(Data records)

--

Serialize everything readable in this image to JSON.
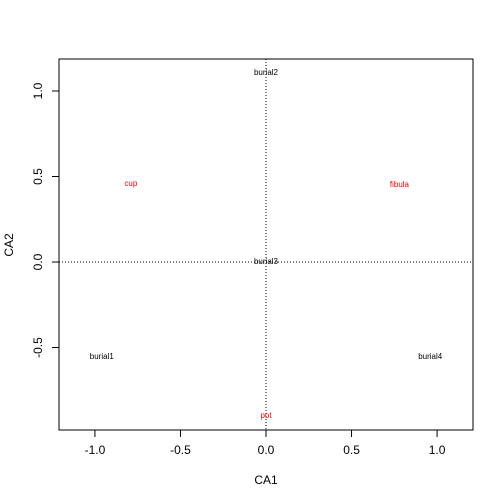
{
  "chart_data": {
    "type": "scatter",
    "xlabel": "CA1",
    "ylabel": "CA2",
    "xlim": [
      -1.21,
      1.21
    ],
    "ylim": [
      -0.982,
      1.187
    ],
    "xticks": [
      {
        "value": -1,
        "label": "-1.0"
      },
      -0.5,
      {
        "value": 0,
        "label": "0.0"
      },
      0.5,
      {
        "value": 1,
        "label": "1.0"
      }
    ],
    "yticks": [
      -0.5,
      {
        "value": 0,
        "label": "0.0"
      },
      0.5,
      {
        "value": 1,
        "label": "1.0"
      }
    ],
    "hline": 0,
    "vline": 0,
    "series": [
      {
        "color": "#000000",
        "labels": [
          "burial1",
          "burial2",
          "burial3",
          "burial4"
        ],
        "x": [
          -0.96,
          0,
          0,
          0.96
        ],
        "y": [
          -0.556,
          1.105,
          0,
          -0.556
        ]
      },
      {
        "color": "#ff0000",
        "labels": [
          "cup",
          "fibula",
          "pot"
        ],
        "x": [
          -0.79,
          0.78,
          0
        ],
        "y": [
          0.456,
          0.45,
          -0.9
        ]
      }
    ]
  }
}
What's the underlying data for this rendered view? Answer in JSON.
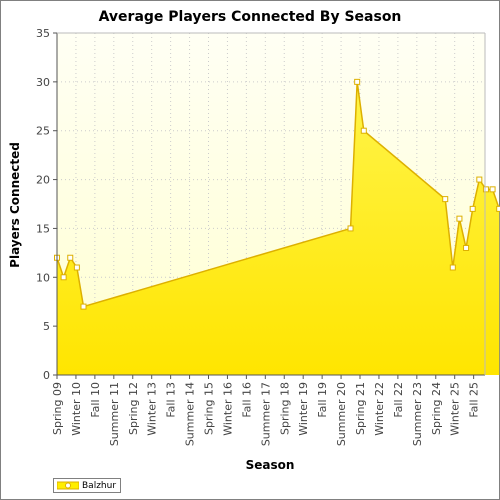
{
  "chart_data": {
    "type": "area",
    "title": "Average Players Connected By Season",
    "xlabel": "Season",
    "ylabel": "Players Connected",
    "ylim": [
      0,
      35
    ],
    "yticks": [
      0,
      5,
      10,
      15,
      20,
      25,
      30,
      35
    ],
    "x_tick_labels": [
      "Spring 09",
      "Winter 10",
      "Fall 10",
      "Summer 11",
      "Spring 12",
      "Winter 13",
      "Fall 13",
      "Summer 14",
      "Spring 15",
      "Winter 16",
      "Fall 16",
      "Summer 17",
      "Spring 18",
      "Winter 19",
      "Fall 19",
      "Summer 20",
      "Spring 21",
      "Winter 22",
      "Fall 22",
      "Summer 23",
      "Spring 24",
      "Winter 25",
      "Fall 25"
    ],
    "series": [
      {
        "name": "Balzhur",
        "color": "#ffee00",
        "line_color": "#ddb000",
        "points": [
          {
            "x": 0.0,
            "y": 12
          },
          {
            "x": 0.35,
            "y": 10
          },
          {
            "x": 0.7,
            "y": 12
          },
          {
            "x": 1.05,
            "y": 11
          },
          {
            "x": 1.4,
            "y": 7
          },
          {
            "x": 15.5,
            "y": 15
          },
          {
            "x": 15.85,
            "y": 30
          },
          {
            "x": 16.2,
            "y": 25
          },
          {
            "x": 20.5,
            "y": 18
          },
          {
            "x": 20.9,
            "y": 11
          },
          {
            "x": 21.25,
            "y": 16
          },
          {
            "x": 21.6,
            "y": 13
          },
          {
            "x": 21.95,
            "y": 17
          },
          {
            "x": 22.3,
            "y": 20
          },
          {
            "x": 22.65,
            "y": 19
          },
          {
            "x": 23.0,
            "y": 19
          },
          {
            "x": 23.35,
            "y": 17
          }
        ]
      }
    ],
    "grid": true,
    "legend": "bottom-left"
  }
}
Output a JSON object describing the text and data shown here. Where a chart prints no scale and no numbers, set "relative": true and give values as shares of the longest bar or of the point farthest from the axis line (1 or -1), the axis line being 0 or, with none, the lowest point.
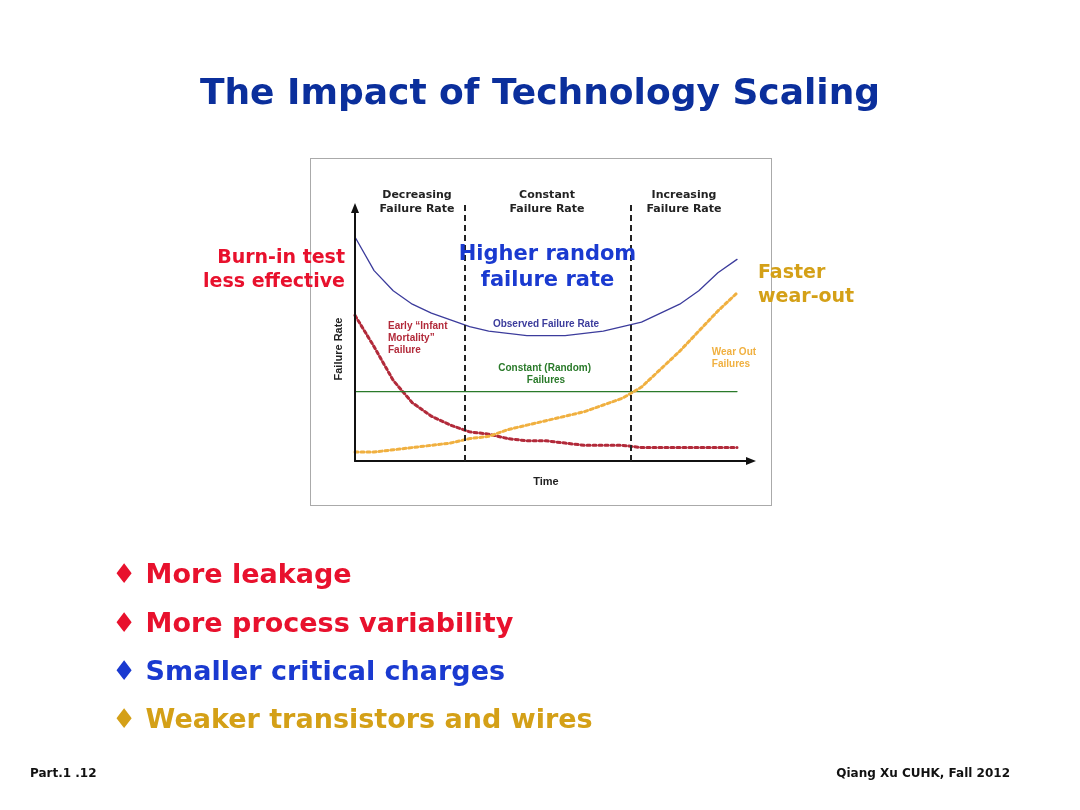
{
  "chart_data": {
    "type": "line",
    "title": "The Impact of Technology Scaling",
    "xlabel": "Time",
    "ylabel": "Failure Rate",
    "relative": true,
    "grid": false,
    "legend": false,
    "marker": "none",
    "categories": [
      null,
      null,
      null,
      null,
      null,
      null,
      null,
      null,
      null,
      null,
      null,
      null,
      null,
      null,
      null,
      null,
      null,
      null,
      null,
      null,
      null
    ],
    "series": [
      {
        "name": "Observed Failure Rate",
        "color": "#3c3c9c",
        "line_style": "solid",
        "values": [
          1.0,
          0.85,
          0.76,
          0.7,
          0.66,
          0.63,
          0.6,
          0.58,
          0.57,
          0.56,
          0.56,
          0.56,
          0.57,
          0.58,
          0.6,
          0.62,
          0.66,
          0.7,
          0.76,
          0.84,
          0.9
        ]
      },
      {
        "name": "Early “Infant Mortality” Failure",
        "color": "#b22a3a",
        "line_style": "dotted",
        "values": [
          0.65,
          0.51,
          0.36,
          0.26,
          0.2,
          0.16,
          0.13,
          0.12,
          0.1,
          0.09,
          0.09,
          0.08,
          0.07,
          0.07,
          0.07,
          0.06,
          0.06,
          0.06,
          0.06,
          0.06,
          0.06
        ]
      },
      {
        "name": "Constant (Random) Failures",
        "color": "#2a7a2a",
        "line_style": "solid",
        "values": [
          0.31,
          0.31,
          0.31,
          0.31,
          0.31,
          0.31,
          0.31,
          0.31,
          0.31,
          0.31,
          0.31,
          0.31,
          0.31,
          0.31,
          0.31,
          0.31,
          0.31,
          0.31,
          0.31,
          0.31,
          0.31
        ]
      },
      {
        "name": "Wear Out Failures",
        "color": "#f0b040",
        "line_style": "dotted",
        "values": [
          0.04,
          0.04,
          0.05,
          0.06,
          0.07,
          0.08,
          0.1,
          0.11,
          0.14,
          0.16,
          0.18,
          0.2,
          0.22,
          0.25,
          0.28,
          0.33,
          0.41,
          0.49,
          0.58,
          0.67,
          0.75
        ]
      }
    ],
    "annotations": [
      "Decreasing Failure Rate",
      "Constant Failure Rate",
      "Increasing Failure Rate",
      "Burn-in test less effective",
      "Higher random failure rate",
      "Faster wear-out",
      "♦ More leakage",
      "♦ More process variability",
      "♦ Smaller critical charges",
      "♦ Weaker transistors and wires",
      "Part.1 .12",
      "Qiang Xu CUHK, Fall 2012"
    ]
  }
}
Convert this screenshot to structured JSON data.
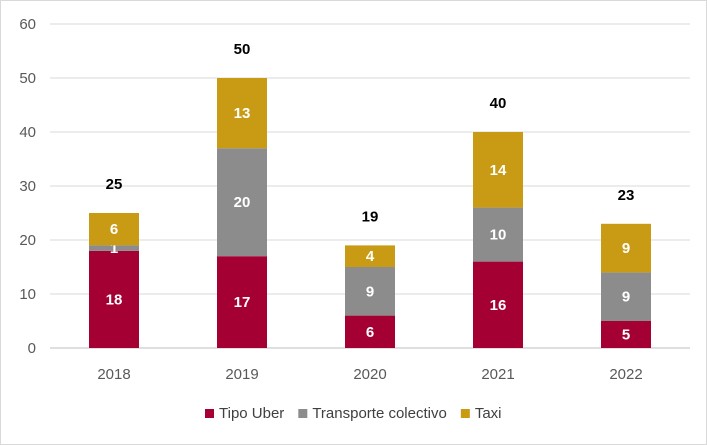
{
  "chart_data": {
    "type": "bar",
    "stacked": true,
    "title": "",
    "xlabel": "",
    "ylabel": "",
    "ylim": [
      0,
      60
    ],
    "yticks": [
      0,
      10,
      20,
      30,
      40,
      50,
      60
    ],
    "grid": true,
    "legend_position": "bottom",
    "categories": [
      "2018",
      "2019",
      "2020",
      "2021",
      "2022"
    ],
    "series": [
      {
        "name": "Tipo Uber",
        "color": "#a50034",
        "values": [
          18,
          17,
          6,
          16,
          5
        ]
      },
      {
        "name": "Transporte colectivo",
        "color": "#8c8c8c",
        "values": [
          1,
          20,
          9,
          10,
          9
        ]
      },
      {
        "name": "Taxi",
        "color": "#c99a14",
        "values": [
          6,
          13,
          4,
          14,
          9
        ]
      }
    ],
    "totals": [
      25,
      50,
      19,
      40,
      23
    ]
  }
}
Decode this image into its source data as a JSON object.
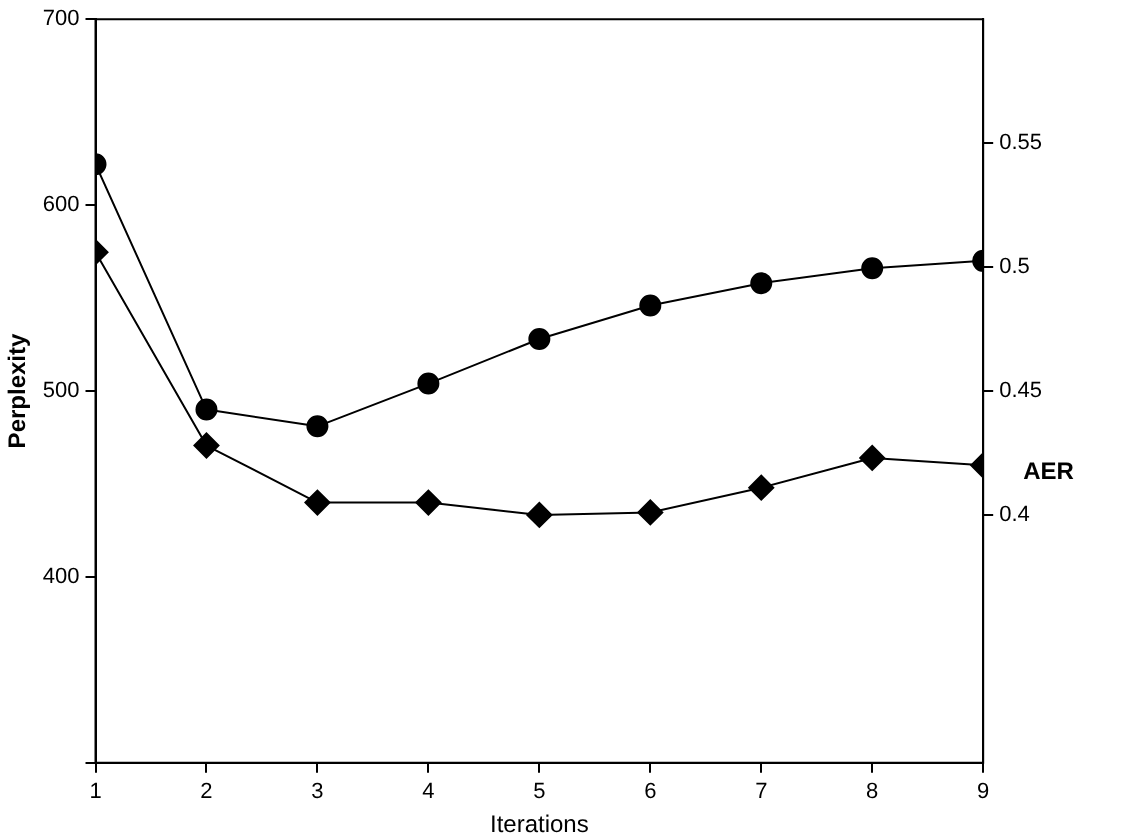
{
  "chart_data": {
    "type": "line",
    "xlabel": "Iterations",
    "ylabel": "Perplexity",
    "y2label": "AER",
    "x": [
      1,
      2,
      3,
      4,
      5,
      6,
      7,
      8,
      9
    ],
    "xlim": [
      1,
      9
    ],
    "xticks": [
      1,
      2,
      3,
      4,
      5,
      6,
      7,
      8,
      9
    ],
    "ylim": [
      300,
      700
    ],
    "yticks": [
      {
        "value": 300,
        "label": null
      },
      400,
      500,
      600,
      700
    ],
    "y2lim": [
      0.3,
      0.6
    ],
    "y2ticks": [
      0.4,
      0.45,
      0.5,
      0.55
    ],
    "grid": false,
    "legend": false,
    "line_style": "solid",
    "series": [
      {
        "color": "#000000",
        "marker": "circle",
        "values": [
          622,
          490,
          481,
          504,
          528,
          546,
          558,
          566,
          570
        ]
      },
      {
        "color": "#000000",
        "marker": "diamond",
        "axis": "y2",
        "values": [
          0.506,
          0.428,
          0.405,
          0.405,
          0.4,
          0.401,
          0.411,
          0.423,
          0.42
        ]
      }
    ]
  }
}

--

- Exercise description
Among the lines of the data above, determine how many contain the word "name". Report the number alone.

- Correct answer
8